◆ Data extract ◆
<<<<
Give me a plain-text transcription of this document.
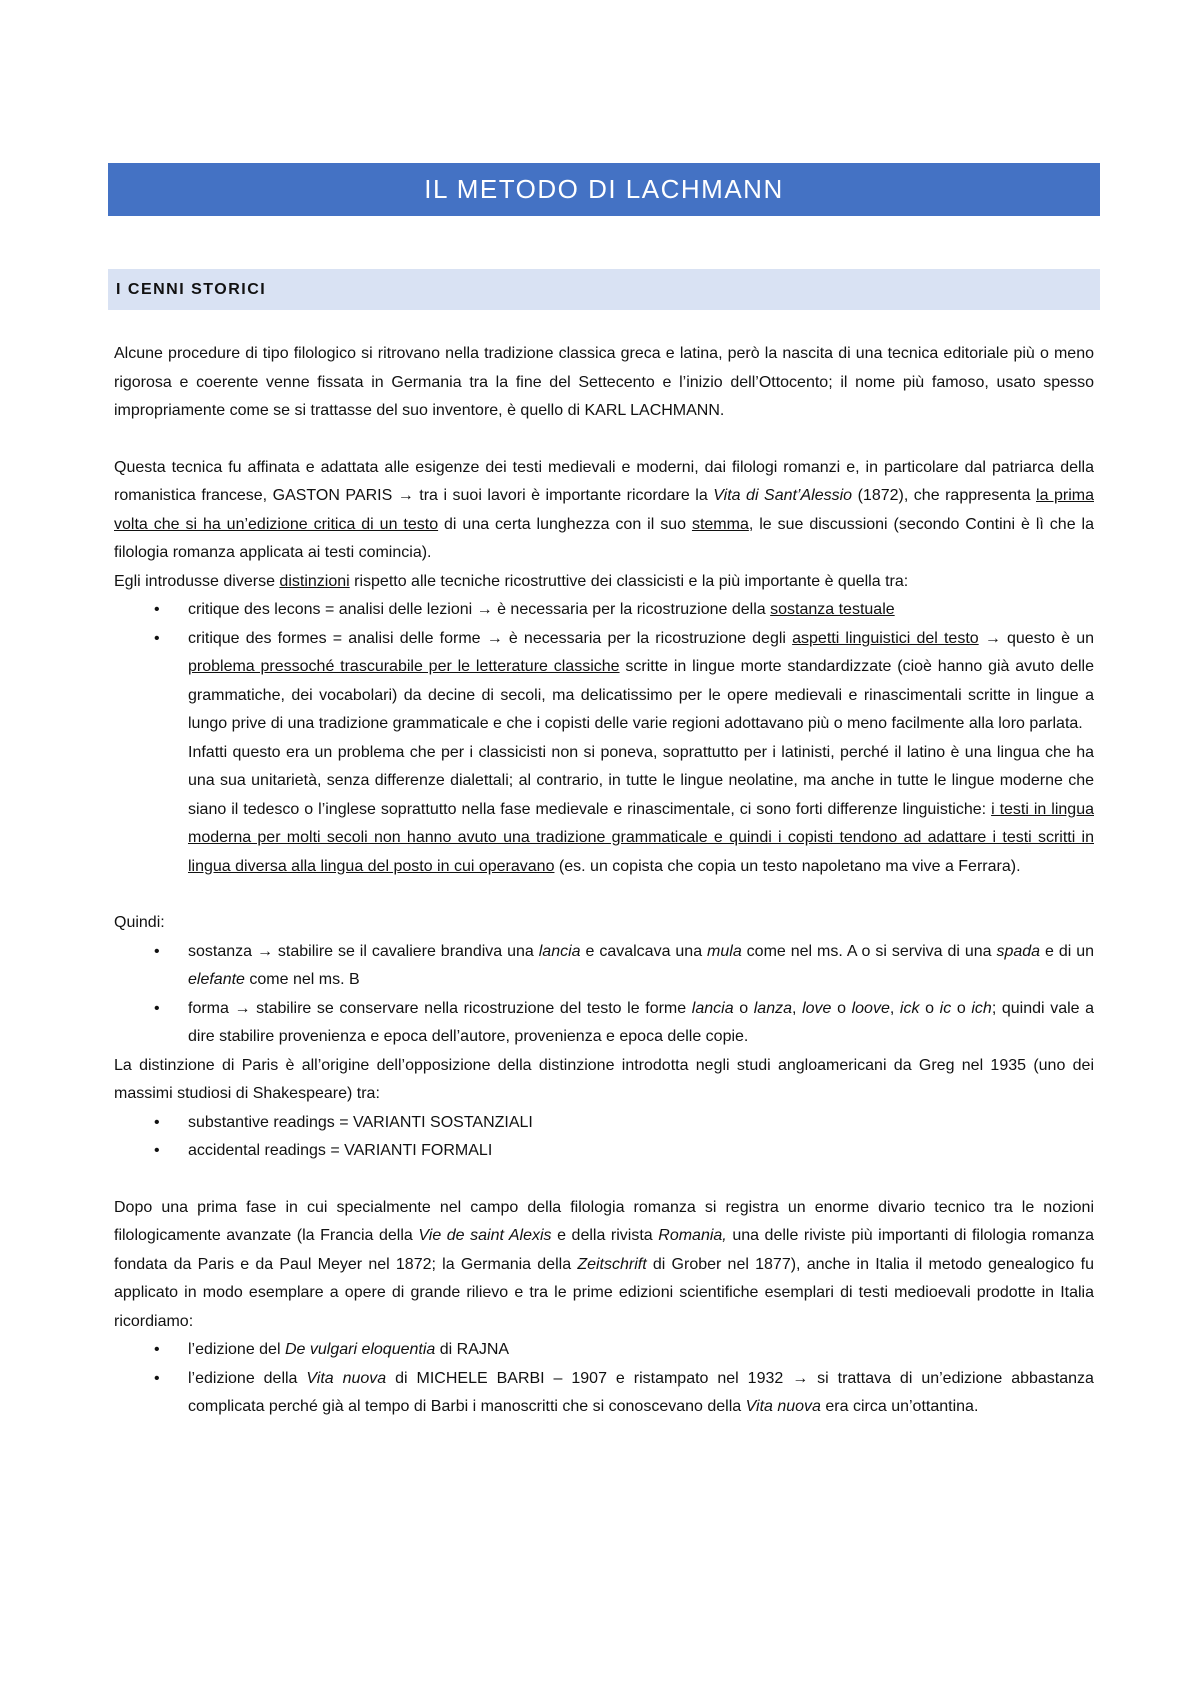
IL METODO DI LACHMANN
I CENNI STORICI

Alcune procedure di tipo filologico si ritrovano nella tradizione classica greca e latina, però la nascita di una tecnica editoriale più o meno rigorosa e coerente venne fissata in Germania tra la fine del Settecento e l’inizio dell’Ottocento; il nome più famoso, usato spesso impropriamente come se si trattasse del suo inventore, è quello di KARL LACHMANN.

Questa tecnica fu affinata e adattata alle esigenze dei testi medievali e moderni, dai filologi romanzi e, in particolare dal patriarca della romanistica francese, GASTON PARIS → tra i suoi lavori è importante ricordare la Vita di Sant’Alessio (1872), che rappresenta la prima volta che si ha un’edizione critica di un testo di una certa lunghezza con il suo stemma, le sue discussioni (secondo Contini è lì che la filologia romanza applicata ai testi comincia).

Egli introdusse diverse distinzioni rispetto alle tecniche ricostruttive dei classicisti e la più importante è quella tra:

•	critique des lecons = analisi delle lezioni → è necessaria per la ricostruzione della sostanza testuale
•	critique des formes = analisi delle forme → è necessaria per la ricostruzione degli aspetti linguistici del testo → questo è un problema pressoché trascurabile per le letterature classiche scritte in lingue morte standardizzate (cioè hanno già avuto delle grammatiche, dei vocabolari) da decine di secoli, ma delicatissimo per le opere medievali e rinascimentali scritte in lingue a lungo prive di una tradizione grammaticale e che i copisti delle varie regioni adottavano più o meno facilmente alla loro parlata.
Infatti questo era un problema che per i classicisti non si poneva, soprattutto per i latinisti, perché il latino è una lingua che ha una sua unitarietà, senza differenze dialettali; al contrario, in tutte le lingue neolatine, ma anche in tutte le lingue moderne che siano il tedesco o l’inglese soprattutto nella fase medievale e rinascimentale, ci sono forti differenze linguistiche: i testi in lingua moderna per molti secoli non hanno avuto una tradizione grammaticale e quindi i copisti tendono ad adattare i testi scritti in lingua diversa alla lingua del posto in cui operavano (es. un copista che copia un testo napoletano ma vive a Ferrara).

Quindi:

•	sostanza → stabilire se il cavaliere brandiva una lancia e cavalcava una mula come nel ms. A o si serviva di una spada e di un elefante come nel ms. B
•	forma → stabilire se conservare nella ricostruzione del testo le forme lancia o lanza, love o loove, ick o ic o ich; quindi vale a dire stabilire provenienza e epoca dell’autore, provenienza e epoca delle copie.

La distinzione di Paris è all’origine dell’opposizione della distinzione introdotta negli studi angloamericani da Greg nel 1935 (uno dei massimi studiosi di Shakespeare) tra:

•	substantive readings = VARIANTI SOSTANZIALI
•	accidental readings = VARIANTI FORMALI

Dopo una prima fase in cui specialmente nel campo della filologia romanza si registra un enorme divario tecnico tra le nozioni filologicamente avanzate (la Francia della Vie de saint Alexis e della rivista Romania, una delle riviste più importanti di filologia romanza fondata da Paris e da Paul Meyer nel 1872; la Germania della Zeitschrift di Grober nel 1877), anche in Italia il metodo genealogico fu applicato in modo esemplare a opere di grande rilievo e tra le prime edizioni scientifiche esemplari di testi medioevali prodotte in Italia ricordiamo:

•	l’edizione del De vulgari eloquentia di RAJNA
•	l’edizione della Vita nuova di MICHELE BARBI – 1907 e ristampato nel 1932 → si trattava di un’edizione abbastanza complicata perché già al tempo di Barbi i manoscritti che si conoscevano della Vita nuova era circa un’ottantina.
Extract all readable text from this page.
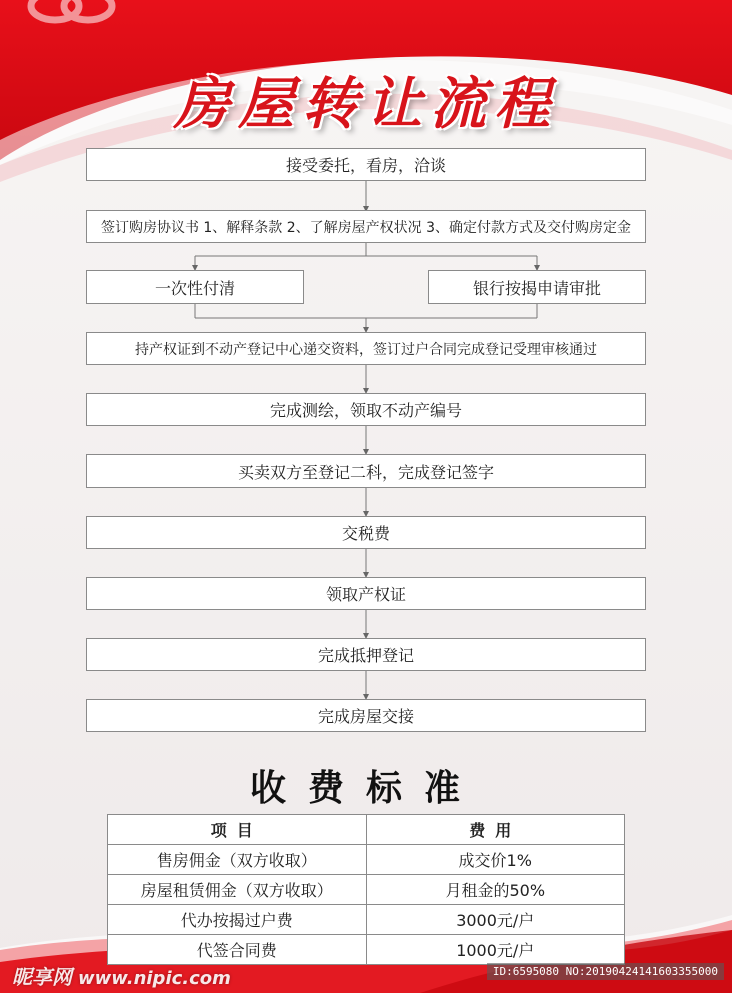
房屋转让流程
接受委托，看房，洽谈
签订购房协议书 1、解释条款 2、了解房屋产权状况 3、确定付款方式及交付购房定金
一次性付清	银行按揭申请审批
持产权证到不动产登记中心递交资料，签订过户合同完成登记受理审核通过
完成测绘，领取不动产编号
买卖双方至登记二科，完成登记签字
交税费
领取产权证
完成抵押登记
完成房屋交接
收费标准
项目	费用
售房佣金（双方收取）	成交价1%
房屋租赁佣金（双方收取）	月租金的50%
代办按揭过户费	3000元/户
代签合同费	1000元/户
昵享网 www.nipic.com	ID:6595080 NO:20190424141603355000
>>>>
◆ Aim of the exercise ◆
Retype all of the entries exactly as written, leaving out any images.

◆ Answer to the problem ◆
Give me a plain-text transcription of this document.
IL METODO DI LACHMANN
I CENNI STORICI

Alcune procedure di tipo filologico si ritrovano nella tradizione classica greca e latina, però la nascita di una tecnica editoriale più o meno rigorosa e coerente venne fissata in Germania tra la fine del Settecento e l’inizio dell’Ottocento; il nome più famoso, usato spesso impropriamente come se si trattasse del suo inventore, è quello di KARL LACHMANN.

Questa tecnica fu affinata e adattata alle esigenze dei testi medievali e moderni, dai filologi romanzi e, in particolare dal patriarca della romanistica francese, GASTON PARIS → tra i suoi lavori è importante ricordare la Vita di Sant’Alessio (1872), che rappresenta la prima volta che si ha un’edizione critica di un testo di una certa lunghezza con il suo stemma, le sue discussioni (secondo Contini è lì che la filologia romanza applicata ai testi comincia).

Egli introdusse diverse distinzioni rispetto alle tecniche ricostruttive dei classicisti e la più importante è quella tra:

•	critique des lecons = analisi delle lezioni → è necessaria per la ricostruzione della sostanza testuale
•	critique des formes = analisi delle forme → è necessaria per la ricostruzione degli aspetti linguistici del testo → questo è un problema pressoché trascurabile per le letterature classiche scritte in lingue morte standardizzate (cioè hanno già avuto delle grammatiche, dei vocabolari) da decine di secoli, ma delicatissimo per le opere medievali e rinascimentali scritte in lingue a lungo prive di una tradizione grammaticale e che i copisti delle varie regioni adottavano più o meno facilmente alla loro parlata.
Infatti questo era un problema che per i classicisti non si poneva, soprattutto per i latinisti, perché il latino è una lingua che ha una sua unitarietà, senza differenze dialettali; al contrario, in tutte le lingue neolatine, ma anche in tutte le lingue moderne che siano il tedesco o l’inglese soprattutto nella fase medievale e rinascimentale, ci sono forti differenze linguistiche: i testi in lingua moderna per molti secoli non hanno avuto una tradizione grammaticale e quindi i copisti tendono ad adattare i testi scritti in lingua diversa alla lingua del posto in cui operavano (es. un copista che copia un testo napoletano ma vive a Ferrara).

Quindi:

•	sostanza → stabilire se il cavaliere brandiva una lancia e cavalcava una mula come nel ms. A o si serviva di una spada e di un elefante come nel ms. B
•	forma → stabilire se conservare nella ricostruzione del testo le forme lancia o lanza, love o loove, ick o ic o ich; quindi vale a dire stabilire provenienza e epoca dell’autore, provenienza e epoca delle copie.

La distinzione di Paris è all’origine dell’opposizione della distinzione introdotta negli studi angloamericani da Greg nel 1935 (uno dei massimi studiosi di Shakespeare) tra:

•	substantive readings = VARIANTI SOSTANZIALI
•	accidental readings = VARIANTI FORMALI

Dopo una prima fase in cui specialmente nel campo della filologia romanza si registra un enorme divario tecnico tra le nozioni filologicamente avanzate (la Francia della Vie de saint Alexis e della rivista Romania, una delle riviste più importanti di filologia romanza fondata da Paris e da Paul Meyer nel 1872; la Germania della Zeitschrift di Grober nel 1877), anche in Italia il metodo genealogico fu applicato in modo esemplare a opere di grande rilievo e tra le prime edizioni scientifiche esemplari di testi medioevali prodotte in Italia ricordiamo:

•	l’edizione del De vulgari eloquentia di RAJNA
•	l’edizione della Vita nuova di MICHELE BARBI – 1907 e ristampato nel 1932 → si trattava di un’edizione abbastanza complicata perché già al tempo di Barbi i manoscritti che si conoscevano della Vita nuova era circa un’ottantina.
Extract all readable text from this page.
房屋转让流程
接受委托，看房，洽谈
签订购房协议书 1、解释条款 2、了解房屋产权状况 3、确定付款方式及交付购房定金
一次性付清	银行按揭申请审批
持产权证到不动产登记中心递交资料，签订过户合同完成登记受理审核通过
完成测绘，领取不动产编号
买卖双方至登记二科，完成登记签字
交税费
领取产权证
完成抵押登记
完成房屋交接
收费标准
项目	费用
售房佣金（双方收取）	成交价1%
房屋租赁佣金（双方收取）	月租金的50%
代办按揭过户费	3000元/户
代签合同费	1000元/户
昵享网 www.nipic.com	ID:6595080 NO:20190424141603355000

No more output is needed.